## Exercise
Quote each record exactly, please, leaving none out.

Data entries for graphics

***

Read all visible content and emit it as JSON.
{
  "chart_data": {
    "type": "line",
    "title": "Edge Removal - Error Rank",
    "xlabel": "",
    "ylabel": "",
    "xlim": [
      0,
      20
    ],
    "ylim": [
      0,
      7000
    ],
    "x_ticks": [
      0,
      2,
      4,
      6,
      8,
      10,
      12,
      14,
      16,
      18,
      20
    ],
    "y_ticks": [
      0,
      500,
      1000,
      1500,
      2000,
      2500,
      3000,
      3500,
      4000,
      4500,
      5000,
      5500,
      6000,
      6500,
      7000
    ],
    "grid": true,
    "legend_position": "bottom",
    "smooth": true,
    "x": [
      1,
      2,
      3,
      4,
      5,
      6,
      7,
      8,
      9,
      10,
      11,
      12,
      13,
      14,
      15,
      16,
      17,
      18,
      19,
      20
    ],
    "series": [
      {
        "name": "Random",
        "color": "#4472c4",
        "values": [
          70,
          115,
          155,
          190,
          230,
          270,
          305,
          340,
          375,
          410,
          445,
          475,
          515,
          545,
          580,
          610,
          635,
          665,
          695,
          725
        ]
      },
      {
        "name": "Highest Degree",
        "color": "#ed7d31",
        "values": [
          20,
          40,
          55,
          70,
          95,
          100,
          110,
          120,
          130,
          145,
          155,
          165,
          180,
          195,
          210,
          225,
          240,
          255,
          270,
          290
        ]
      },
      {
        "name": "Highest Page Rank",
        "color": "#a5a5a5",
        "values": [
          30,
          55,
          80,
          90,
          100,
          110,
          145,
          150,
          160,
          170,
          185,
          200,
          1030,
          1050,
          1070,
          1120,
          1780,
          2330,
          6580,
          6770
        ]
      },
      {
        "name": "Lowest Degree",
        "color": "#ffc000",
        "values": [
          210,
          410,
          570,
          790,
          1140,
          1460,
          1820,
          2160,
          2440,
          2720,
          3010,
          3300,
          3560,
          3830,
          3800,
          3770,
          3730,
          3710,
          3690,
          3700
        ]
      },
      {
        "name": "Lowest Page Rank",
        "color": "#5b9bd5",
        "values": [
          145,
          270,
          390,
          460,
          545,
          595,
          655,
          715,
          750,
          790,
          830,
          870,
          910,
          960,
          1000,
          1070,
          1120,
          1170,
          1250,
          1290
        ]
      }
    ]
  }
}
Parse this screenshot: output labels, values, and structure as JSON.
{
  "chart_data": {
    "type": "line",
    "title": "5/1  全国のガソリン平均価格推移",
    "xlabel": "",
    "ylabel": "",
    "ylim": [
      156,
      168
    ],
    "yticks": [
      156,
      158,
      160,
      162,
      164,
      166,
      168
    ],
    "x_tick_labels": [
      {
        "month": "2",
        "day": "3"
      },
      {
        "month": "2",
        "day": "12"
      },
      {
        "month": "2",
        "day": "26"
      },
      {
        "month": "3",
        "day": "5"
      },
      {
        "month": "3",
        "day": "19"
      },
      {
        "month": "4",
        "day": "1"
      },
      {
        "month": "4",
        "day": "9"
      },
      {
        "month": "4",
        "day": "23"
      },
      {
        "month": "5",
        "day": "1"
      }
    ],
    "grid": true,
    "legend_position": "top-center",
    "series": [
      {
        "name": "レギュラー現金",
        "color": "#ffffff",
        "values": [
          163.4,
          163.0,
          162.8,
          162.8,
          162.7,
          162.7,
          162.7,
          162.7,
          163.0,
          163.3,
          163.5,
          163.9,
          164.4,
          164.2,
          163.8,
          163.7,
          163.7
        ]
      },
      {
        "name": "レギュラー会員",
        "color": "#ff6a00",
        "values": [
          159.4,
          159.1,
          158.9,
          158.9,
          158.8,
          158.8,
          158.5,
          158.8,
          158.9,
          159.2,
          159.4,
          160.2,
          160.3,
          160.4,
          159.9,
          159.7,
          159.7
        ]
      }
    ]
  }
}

***

## Reply to the exercise
Read all visible content and emit it as JSON.
{
  "chart_data": {
    "type": "line",
    "title": "Edge Removal - Error Rank",
    "xlabel": "",
    "ylabel": "",
    "xlim": [
      0,
      20
    ],
    "ylim": [
      0,
      7000
    ],
    "x_ticks": [
      0,
      2,
      4,
      6,
      8,
      10,
      12,
      14,
      16,
      18,
      20
    ],
    "y_ticks": [
      0,
      500,
      1000,
      1500,
      2000,
      2500,
      3000,
      3500,
      4000,
      4500,
      5000,
      5500,
      6000,
      6500,
      7000
    ],
    "grid": true,
    "legend_position": "bottom",
    "smooth": true,
    "x": [
      1,
      2,
      3,
      4,
      5,
      6,
      7,
      8,
      9,
      10,
      11,
      12,
      13,
      14,
      15,
      16,
      17,
      18,
      19,
      20
    ],
    "series": [
      {
        "name": "Random",
        "color": "#4472c4",
        "values": [
          70,
          115,
          155,
          190,
          230,
          270,
          305,
          340,
          375,
          410,
          445,
          475,
          515,
          545,
          580,
          610,
          635,
          665,
          695,
          725
        ]
      },
      {
        "name": "Highest Degree",
        "color": "#ed7d31",
        "values": [
          20,
          40,
          55,
          70,
          95,
          100,
          110,
          120,
          130,
          145,
          155,
          165,
          180,
          195,
          210,
          225,
          240,
          255,
          270,
          290
        ]
      },
      {
        "name": "Highest Page Rank",
        "color": "#a5a5a5",
        "values": [
          30,
          55,
          80,
          90,
          100,
          110,
          145,
          150,
          160,
          170,
          185,
          200,
          1030,
          1050,
          1070,
          1120,
          1780,
          2330,
          6580,
          6770
        ]
      },
      {
        "name": "Lowest Degree",
        "color": "#ffc000",
        "values": [
          210,
          410,
          570,
          790,
          1140,
          1460,
          1820,
          2160,
          2440,
          2720,
          3010,
          3300,
          3560,
          3830,
          3800,
          3770,
          3730,
          3710,
          3690,
          3700
        ]
      },
      {
        "name": "Lowest Page Rank",
        "color": "#5b9bd5",
        "values": [
          145,
          270,
          390,
          460,
          545,
          595,
          655,
          715,
          750,
          790,
          830,
          870,
          910,
          960,
          1000,
          1070,
          1120,
          1170,
          1250,
          1290
        ]
      }
    ]
  }
}
Parse this screenshot: output labels, values, and structure as JSON.
{
  "chart_data": {
    "type": "line",
    "title": "5/1  全国のガソリン平均価格推移",
    "xlabel": "",
    "ylabel": "",
    "ylim": [
      156,
      168
    ],
    "yticks": [
      156,
      158,
      160,
      162,
      164,
      166,
      168
    ],
    "x_tick_labels": [
      {
        "month": "2",
        "day": "3"
      },
      {
        "month": "2",
        "day": "12"
      },
      {
        "month": "2",
        "day": "26"
      },
      {
        "month": "3",
        "day": "5"
      },
      {
        "month": "3",
        "day": "19"
      },
      {
        "month": "4",
        "day": "1"
      },
      {
        "month": "4",
        "day": "9"
      },
      {
        "month": "4",
        "day": "23"
      },
      {
        "month": "5",
        "day": "1"
      }
    ],
    "grid": true,
    "legend_position": "top-center",
    "series": [
      {
        "name": "レギュラー現金",
        "color": "#ffffff",
        "values": [
          163.4,
          163.0,
          162.8,
          162.8,
          162.7,
          162.7,
          162.7,
          162.7,
          163.0,
          163.3,
          163.5,
          163.9,
          164.4,
          164.2,
          163.8,
          163.7,
          163.7
        ]
      },
      {
        "name": "レギュラー会員",
        "color": "#ff6a00",
        "values": [
          159.4,
          159.1,
          158.9,
          158.9,
          158.8,
          158.8,
          158.5,
          158.8,
          158.9,
          159.2,
          159.4,
          160.2,
          160.3,
          160.4,
          159.9,
          159.7,
          159.7
        ]
      }
    ]
  }
}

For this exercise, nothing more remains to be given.